**TASK MATERIAL:**
================================
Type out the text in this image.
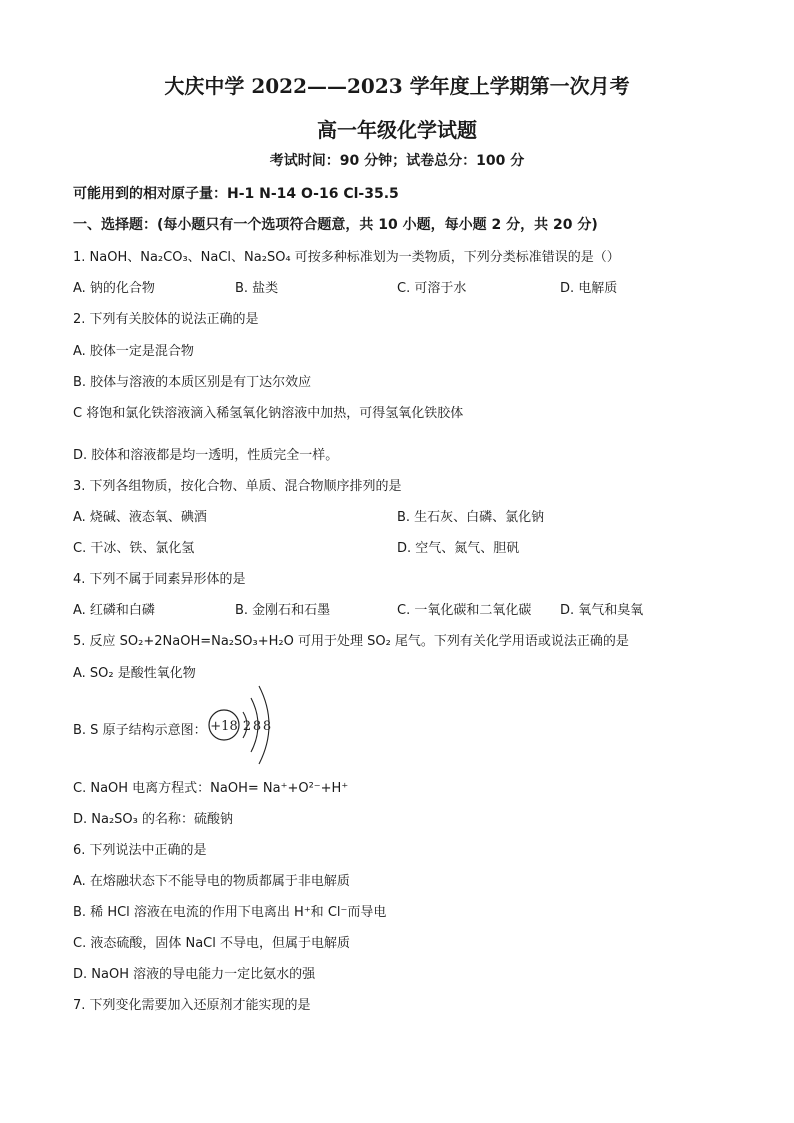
大庆中学 2022——2023 学年度上学期第一次月考
高一年级化学试题
考试时间：90 分钟；试卷总分：100 分
可能用到的相对原子量：H-1 N-14 O-16 Cl-35.5
一、选择题：(每小题只有一个选项符合题意，共 10 小题，每小题 2 分，共 20 分)
1. NaOH、Na₂CO₃、NaCl、Na₂SO₄ 可按多种标准划为一类物质，下列分类标准错误的是（）
A. 钠的化合物	B. 盐类	C. 可溶于水	D. 电解质
2. 下列有关胶体的说法正确的是
A. 胶体一定是混合物
B. 胶体与溶液的本质区别是有丁达尔效应
C 将饱和氯化铁溶液滴入稀氢氧化钠溶液中加热，可得氢氧化铁胶体
D. 胶体和溶液都是均一透明，性质完全一样。
3. 下列各组物质，按化合物、单质、混合物顺序排列的是
A. 烧碱、液态氧、碘酒	B. 生石灰、白磷、氯化钠
C. 干冰、铁、氯化氢	D. 空气、氮气、胆矾
4. 下列不属于同素异形体的是
A. 红磷和白磷	B. 金刚石和石墨	C. 一氧化碳和二氧化碳 D. 氧气和臭氧
5. 反应 SO₂+2NaOH=Na₂SO₃+H₂O 可用于处理 SO₂ 尾气。下列有关化学用语或说法正确的是
A. SO₂ 是酸性氧化物
B. S 原子结构示意图： +18 2 8 8
C. NaOH 电离方程式：NaOH= Na⁺+O²⁻+H⁺
D. Na₂SO₃ 的名称：硫酸钠
6. 下列说法中正确的是
A. 在熔融状态下不能导电的物质都属于非电解质
B. 稀 HCl 溶液在电流的作用下电离出 H⁺和 Cl⁻而导电
C. 液态硫酸，固体 NaCl 不导电，但属于电解质
D. NaOH 溶液的导电能力一定比氨水的强
7. 下列变化需要加入还原剂才能实现的是
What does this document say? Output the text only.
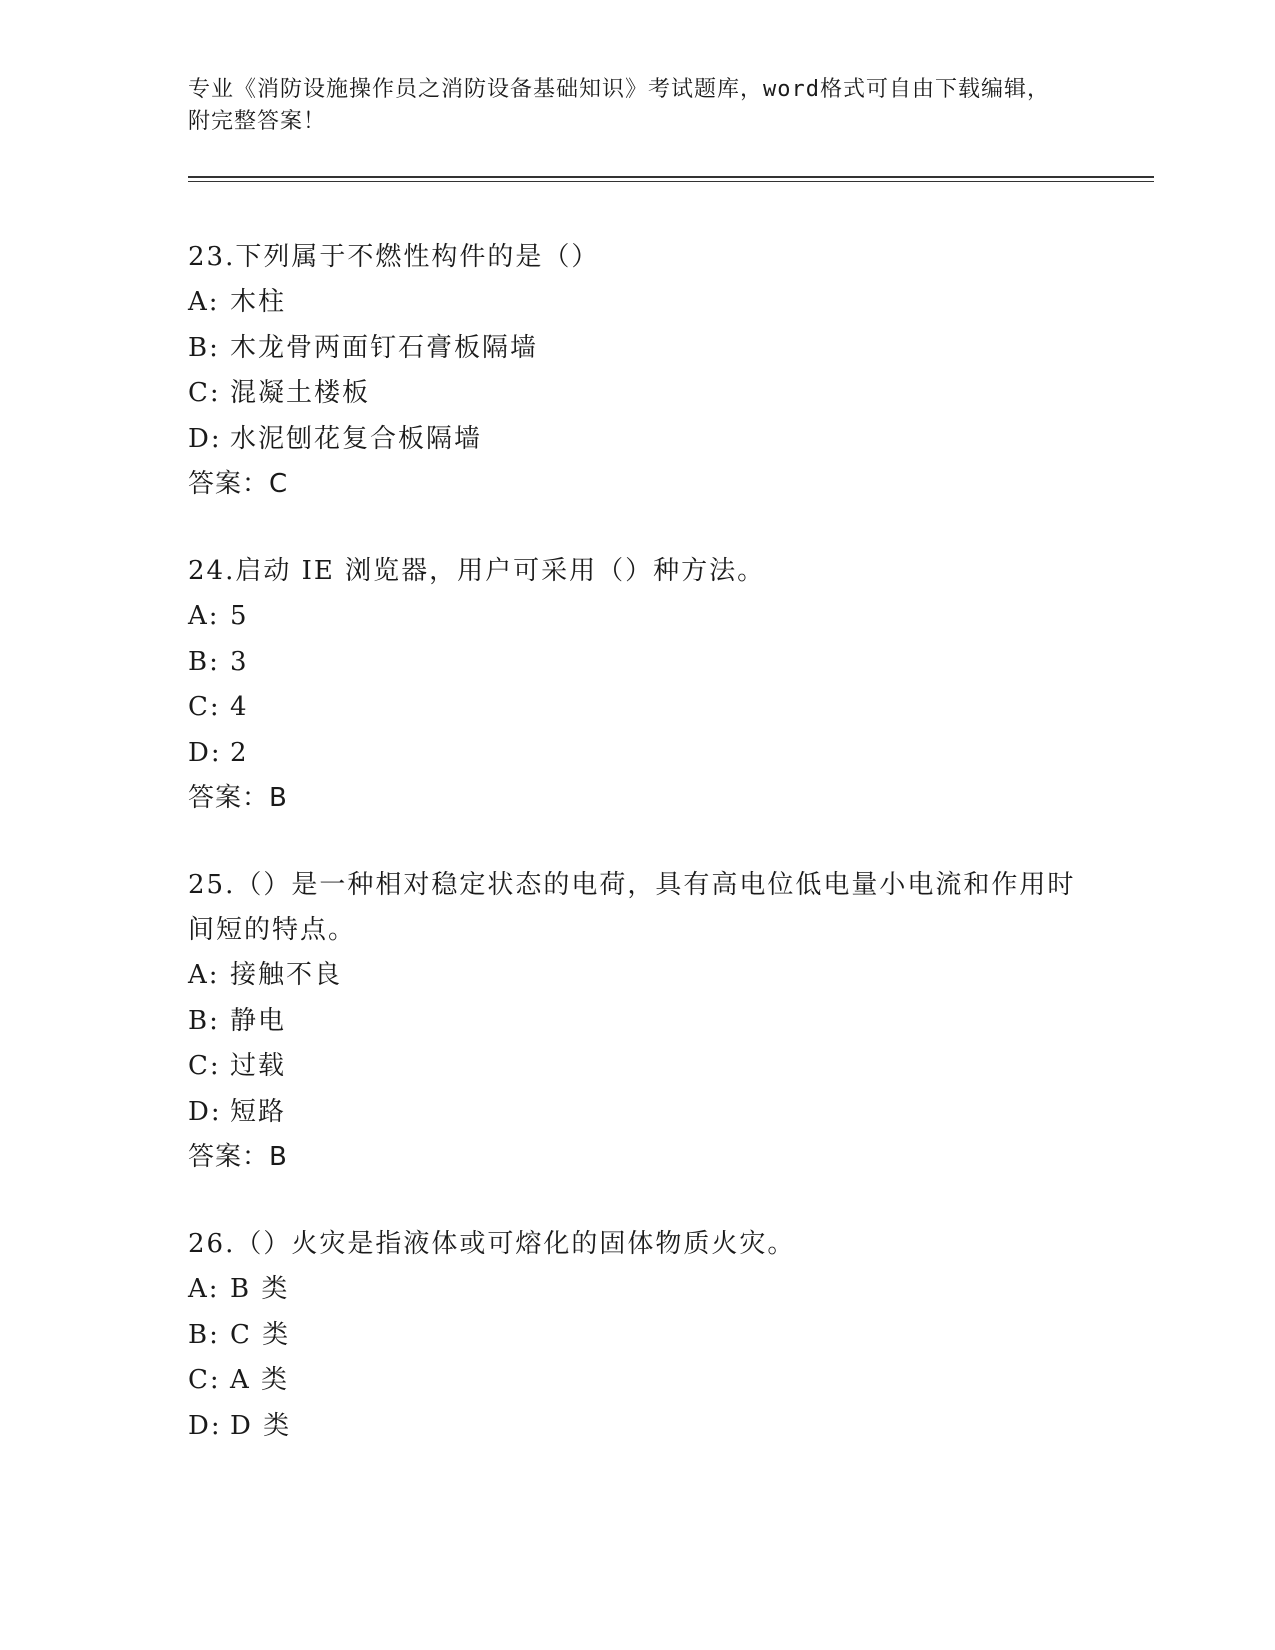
专业《消防设施操作员之消防设备基础知识》考试题库，word格式可自由下载编辑，附完整答案！

23.下列属于不燃性构件的是（）

A: 木柱

B: 木龙骨两面钉石膏板隔墙

C: 混凝土楼板

D: 水泥刨花复合板隔墙

答案：C

24.启动 IE 浏览器，用户可采用（）种方法。

A: 5

B: 3

C: 4

D: 2

答案：B

25.（）是一种相对稳定状态的电荷，具有高电位低电量小电流和作用时间短的特点。

A: 接触不良

B: 静电

C: 过载

D: 短路

答案：B

26.（）火灾是指液体或可熔化的固体物质火灾。

A: B 类

B: C 类

C: A 类

D: D 类
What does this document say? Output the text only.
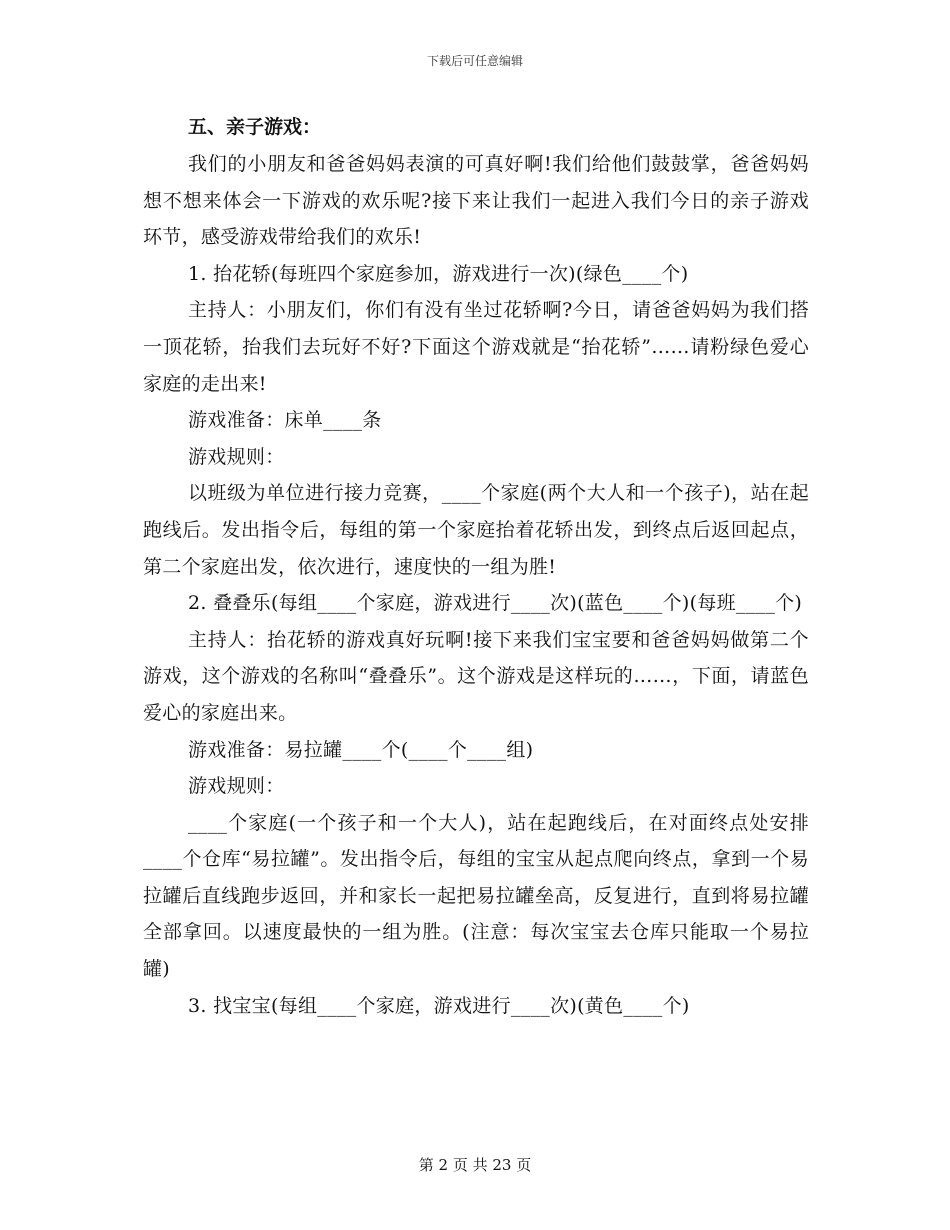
下载后可任意编辑
五、亲子游戏：

我们的小朋友和爸爸妈妈表演的可真好啊!我们给他们鼓鼓掌，爸爸妈妈想不想来体会一下游戏的欢乐呢?接下来让我们一起进入我们今日的亲子游戏环节，感受游戏带给我们的欢乐!

1. 抬花轿(每班四个家庭参加，游戏进行一次)(绿色____个)

主持人：小朋友们，你们有没有坐过花轿啊?今日，请爸爸妈妈为我们搭一顶花轿，抬我们去玩好不好?下面这个游戏就是“抬花轿”……请粉绿色爱心家庭的走出来!

游戏准备：床单____条

游戏规则：

以班级为单位进行接力竞赛，____个家庭(两个大人和一个孩子)，站在起跑线后。发出指令后，每组的第一个家庭抬着花轿出发，到终点后返回起点，第二个家庭出发，依次进行，速度快的一组为胜!

2. 叠叠乐(每组____个家庭，游戏进行____次)(蓝色____个)(每班____个)

主持人：抬花轿的游戏真好玩啊!接下来我们宝宝要和爸爸妈妈做第二个游戏，这个游戏的名称叫“叠叠乐”。这个游戏是这样玩的……，下面，请蓝色爱心的家庭出来。

游戏准备：易拉罐____个(____个____组)

游戏规则：

____个家庭(一个孩子和一个大人)，站在起跑线后，在对面终点处安排____个仓库“易拉罐”。发出指令后，每组的宝宝从起点爬向终点，拿到一个易拉罐后直线跑步返回，并和家长一起把易拉罐垒高，反复进行，直到将易拉罐全部拿回。以速度最快的一组为胜。(注意：每次宝宝去仓库只能取一个易拉罐)

3. 找宝宝(每组____个家庭，游戏进行____次)(黄色____个)

第 2 页 共 23 页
================================
**TASK DESCRIPTION:** Scan the listing above. Gather each line that contains the word "站在起跑线后".

**EXERCISE RESULT:**
以班级为单位进行接力竞赛，____个家庭(两个大人和一个孩子)，站在起跑线后。发出指令后，每组的第一个家庭抬着花轿出发，到终点后返回起点，第二个家庭出发，依次进行，速度快的一组为胜!
____个家庭(一个孩子和一个大人)，站在起跑线后，在对面终点处安排____个仓库“易拉罐”。发出指令后，每组的宝宝从起点爬向终点，拿到一个易拉罐后直线跑步返回，并和家长一起把易拉罐垒高，反复进行，直到将易拉罐全部拿回。以速度最快的一组为胜。(注意：每次宝宝去仓库只能取一个易拉罐)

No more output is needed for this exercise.